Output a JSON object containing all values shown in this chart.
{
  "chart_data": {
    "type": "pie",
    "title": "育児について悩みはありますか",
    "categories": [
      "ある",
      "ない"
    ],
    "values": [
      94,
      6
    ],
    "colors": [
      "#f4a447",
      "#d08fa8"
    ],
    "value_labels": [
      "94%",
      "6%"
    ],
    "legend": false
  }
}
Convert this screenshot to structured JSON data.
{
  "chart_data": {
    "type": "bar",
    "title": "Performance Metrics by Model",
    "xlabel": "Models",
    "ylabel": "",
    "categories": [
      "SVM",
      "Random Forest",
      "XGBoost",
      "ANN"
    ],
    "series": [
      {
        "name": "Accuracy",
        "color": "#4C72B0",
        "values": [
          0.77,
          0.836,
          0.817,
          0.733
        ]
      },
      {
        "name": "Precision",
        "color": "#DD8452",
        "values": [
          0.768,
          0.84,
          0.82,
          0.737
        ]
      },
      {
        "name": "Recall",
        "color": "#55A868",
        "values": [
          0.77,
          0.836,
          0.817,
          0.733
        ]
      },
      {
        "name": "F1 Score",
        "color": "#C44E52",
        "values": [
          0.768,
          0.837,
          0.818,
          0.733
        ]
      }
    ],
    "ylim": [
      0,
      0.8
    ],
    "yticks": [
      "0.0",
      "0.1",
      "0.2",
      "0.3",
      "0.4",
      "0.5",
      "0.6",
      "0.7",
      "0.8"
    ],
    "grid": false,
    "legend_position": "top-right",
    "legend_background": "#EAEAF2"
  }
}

**Brief:** Set down the listing in full, keeping every word exactly as it is.

**Full output:**
Output a JSON object containing all values shown in this chart.
{
  "chart_data": {
    "type": "pie",
    "title": "育児について悩みはありますか",
    "categories": [
      "ある",
      "ない"
    ],
    "values": [
      94,
      6
    ],
    "colors": [
      "#f4a447",
      "#d08fa8"
    ],
    "value_labels": [
      "94%",
      "6%"
    ],
    "legend": false
  }
}
Convert this screenshot to structured JSON data.
{
  "chart_data": {
    "type": "bar",
    "title": "Performance Metrics by Model",
    "xlabel": "Models",
    "ylabel": "",
    "categories": [
      "SVM",
      "Random Forest",
      "XGBoost",
      "ANN"
    ],
    "series": [
      {
        "name": "Accuracy",
        "color": "#4C72B0",
        "values": [
          0.77,
          0.836,
          0.817,
          0.733
        ]
      },
      {
        "name": "Precision",
        "color": "#DD8452",
        "values": [
          0.768,
          0.84,
          0.82,
          0.737
        ]
      },
      {
        "name": "Recall",
        "color": "#55A868",
        "values": [
          0.77,
          0.836,
          0.817,
          0.733
        ]
      },
      {
        "name": "F1 Score",
        "color": "#C44E52",
        "values": [
          0.768,
          0.837,
          0.818,
          0.733
        ]
      }
    ],
    "ylim": [
      0,
      0.8
    ],
    "yticks": [
      "0.0",
      "0.1",
      "0.2",
      "0.3",
      "0.4",
      "0.5",
      "0.6",
      "0.7",
      "0.8"
    ],
    "grid": false,
    "legend_position": "top-right",
    "legend_background": "#EAEAF2"
  }
}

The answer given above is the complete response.